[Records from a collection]
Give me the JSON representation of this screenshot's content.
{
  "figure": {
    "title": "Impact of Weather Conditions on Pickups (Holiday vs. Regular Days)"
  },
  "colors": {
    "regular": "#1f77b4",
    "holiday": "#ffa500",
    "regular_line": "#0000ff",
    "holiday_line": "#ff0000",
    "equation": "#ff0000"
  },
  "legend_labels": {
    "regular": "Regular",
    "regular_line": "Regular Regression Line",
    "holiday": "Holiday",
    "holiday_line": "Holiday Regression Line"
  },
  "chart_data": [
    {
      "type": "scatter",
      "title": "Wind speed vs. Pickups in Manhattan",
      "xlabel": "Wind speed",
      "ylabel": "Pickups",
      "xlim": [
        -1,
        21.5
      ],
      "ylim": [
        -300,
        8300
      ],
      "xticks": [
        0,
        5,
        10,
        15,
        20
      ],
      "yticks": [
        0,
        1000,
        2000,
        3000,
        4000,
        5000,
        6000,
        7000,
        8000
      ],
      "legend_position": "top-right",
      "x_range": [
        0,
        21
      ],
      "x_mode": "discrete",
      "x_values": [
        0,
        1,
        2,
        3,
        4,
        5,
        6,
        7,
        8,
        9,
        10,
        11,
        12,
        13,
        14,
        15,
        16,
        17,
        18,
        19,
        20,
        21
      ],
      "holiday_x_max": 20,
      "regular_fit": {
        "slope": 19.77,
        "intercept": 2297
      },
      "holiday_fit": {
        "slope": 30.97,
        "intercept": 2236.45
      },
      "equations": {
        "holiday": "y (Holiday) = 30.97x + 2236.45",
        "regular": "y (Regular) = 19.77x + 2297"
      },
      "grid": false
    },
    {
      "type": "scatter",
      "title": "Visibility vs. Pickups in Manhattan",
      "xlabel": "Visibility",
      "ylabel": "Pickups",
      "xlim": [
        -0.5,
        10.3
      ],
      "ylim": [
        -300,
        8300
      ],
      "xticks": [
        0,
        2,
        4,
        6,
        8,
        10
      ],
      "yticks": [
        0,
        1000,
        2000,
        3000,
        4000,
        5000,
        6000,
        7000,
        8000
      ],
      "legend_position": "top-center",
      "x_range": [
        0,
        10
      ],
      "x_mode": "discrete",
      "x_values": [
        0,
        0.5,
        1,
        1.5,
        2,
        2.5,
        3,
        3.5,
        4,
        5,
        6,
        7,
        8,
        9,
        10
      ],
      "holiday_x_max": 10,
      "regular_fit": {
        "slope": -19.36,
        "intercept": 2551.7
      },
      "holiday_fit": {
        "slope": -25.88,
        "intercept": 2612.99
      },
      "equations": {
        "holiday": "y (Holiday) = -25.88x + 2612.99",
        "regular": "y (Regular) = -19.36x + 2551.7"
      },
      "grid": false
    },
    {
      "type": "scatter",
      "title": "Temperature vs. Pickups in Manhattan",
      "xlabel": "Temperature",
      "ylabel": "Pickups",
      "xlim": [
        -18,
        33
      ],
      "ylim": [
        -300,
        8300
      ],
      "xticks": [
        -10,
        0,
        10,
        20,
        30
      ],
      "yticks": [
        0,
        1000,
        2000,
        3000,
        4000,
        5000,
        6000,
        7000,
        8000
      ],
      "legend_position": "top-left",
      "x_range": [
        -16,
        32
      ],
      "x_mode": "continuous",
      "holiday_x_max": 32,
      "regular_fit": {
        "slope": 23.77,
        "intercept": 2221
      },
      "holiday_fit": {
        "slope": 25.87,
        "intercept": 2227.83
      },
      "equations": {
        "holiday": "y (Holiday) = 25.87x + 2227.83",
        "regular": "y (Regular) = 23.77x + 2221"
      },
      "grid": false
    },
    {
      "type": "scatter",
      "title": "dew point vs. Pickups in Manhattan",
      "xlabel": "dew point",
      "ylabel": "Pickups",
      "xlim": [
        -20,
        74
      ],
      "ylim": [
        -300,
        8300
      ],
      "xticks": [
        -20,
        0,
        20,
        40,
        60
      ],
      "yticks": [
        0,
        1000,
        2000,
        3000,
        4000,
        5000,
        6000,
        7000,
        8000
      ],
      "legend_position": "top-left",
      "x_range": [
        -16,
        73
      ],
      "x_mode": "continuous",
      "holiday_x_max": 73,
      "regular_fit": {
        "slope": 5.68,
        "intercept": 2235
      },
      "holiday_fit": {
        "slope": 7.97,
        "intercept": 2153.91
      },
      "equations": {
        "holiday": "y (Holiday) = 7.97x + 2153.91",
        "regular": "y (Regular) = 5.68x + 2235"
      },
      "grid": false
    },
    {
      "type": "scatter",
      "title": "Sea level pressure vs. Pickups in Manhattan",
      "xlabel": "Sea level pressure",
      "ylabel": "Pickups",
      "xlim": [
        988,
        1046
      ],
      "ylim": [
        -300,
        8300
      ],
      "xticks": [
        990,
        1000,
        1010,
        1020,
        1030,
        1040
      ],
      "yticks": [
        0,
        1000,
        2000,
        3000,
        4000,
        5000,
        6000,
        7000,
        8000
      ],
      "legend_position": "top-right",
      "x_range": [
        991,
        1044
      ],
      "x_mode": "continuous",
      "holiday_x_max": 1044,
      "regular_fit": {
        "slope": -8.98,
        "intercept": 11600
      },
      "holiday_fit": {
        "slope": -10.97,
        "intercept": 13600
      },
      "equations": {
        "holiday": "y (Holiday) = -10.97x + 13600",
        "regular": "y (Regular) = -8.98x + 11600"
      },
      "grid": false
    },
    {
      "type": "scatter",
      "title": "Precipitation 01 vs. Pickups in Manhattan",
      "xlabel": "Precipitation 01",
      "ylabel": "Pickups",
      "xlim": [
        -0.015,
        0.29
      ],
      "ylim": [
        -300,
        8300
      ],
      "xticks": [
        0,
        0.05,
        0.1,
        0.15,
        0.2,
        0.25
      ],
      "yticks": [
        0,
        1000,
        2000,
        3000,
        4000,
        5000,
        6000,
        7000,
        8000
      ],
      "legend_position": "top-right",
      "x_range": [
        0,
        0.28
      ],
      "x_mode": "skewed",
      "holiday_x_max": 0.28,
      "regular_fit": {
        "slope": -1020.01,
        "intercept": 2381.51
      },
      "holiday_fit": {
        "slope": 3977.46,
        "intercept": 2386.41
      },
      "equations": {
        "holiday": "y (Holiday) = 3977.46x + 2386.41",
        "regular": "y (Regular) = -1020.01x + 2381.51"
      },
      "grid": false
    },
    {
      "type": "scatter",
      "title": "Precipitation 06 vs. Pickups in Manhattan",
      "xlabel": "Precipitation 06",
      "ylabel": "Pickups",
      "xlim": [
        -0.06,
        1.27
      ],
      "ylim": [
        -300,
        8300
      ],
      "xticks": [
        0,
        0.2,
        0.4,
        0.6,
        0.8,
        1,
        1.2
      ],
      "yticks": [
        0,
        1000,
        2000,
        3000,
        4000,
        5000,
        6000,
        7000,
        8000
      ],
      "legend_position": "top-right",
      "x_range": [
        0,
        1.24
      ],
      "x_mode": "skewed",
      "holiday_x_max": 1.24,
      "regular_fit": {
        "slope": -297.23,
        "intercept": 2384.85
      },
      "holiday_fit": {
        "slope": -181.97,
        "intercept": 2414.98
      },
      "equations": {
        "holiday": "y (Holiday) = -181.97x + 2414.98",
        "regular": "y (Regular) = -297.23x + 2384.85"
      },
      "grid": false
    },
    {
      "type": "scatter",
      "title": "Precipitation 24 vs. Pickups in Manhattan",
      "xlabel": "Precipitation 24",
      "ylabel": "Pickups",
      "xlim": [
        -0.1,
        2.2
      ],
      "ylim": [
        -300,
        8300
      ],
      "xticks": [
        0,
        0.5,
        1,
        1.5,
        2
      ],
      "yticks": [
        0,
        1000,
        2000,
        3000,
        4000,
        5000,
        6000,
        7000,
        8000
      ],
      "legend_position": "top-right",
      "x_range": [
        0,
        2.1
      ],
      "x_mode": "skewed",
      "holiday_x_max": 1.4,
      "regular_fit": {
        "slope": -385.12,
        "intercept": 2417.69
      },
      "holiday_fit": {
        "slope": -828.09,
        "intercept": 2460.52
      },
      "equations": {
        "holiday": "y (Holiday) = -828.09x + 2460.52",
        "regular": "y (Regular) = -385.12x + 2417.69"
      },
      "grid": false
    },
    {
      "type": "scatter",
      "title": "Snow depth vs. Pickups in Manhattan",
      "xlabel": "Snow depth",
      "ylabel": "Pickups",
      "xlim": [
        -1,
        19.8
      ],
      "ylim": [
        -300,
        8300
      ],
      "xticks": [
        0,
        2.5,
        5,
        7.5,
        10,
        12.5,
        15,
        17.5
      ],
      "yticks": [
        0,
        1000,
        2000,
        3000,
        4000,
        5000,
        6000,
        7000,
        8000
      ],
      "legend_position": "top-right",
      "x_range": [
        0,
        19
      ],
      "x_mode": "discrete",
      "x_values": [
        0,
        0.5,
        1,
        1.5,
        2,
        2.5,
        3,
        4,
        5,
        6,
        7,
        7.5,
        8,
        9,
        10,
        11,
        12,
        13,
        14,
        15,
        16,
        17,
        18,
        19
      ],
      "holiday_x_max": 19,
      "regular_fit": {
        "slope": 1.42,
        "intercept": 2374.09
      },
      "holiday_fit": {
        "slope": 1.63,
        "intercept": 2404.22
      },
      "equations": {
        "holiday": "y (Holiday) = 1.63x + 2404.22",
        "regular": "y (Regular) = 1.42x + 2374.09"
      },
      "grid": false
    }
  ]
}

TASK:
From the data above, copy each line that holds "Temperature".

ANSWER FOR THIS EXERCISE:
      "title": "Temperature vs. Pickups in Manhattan",
      "xlabel": "Temperature",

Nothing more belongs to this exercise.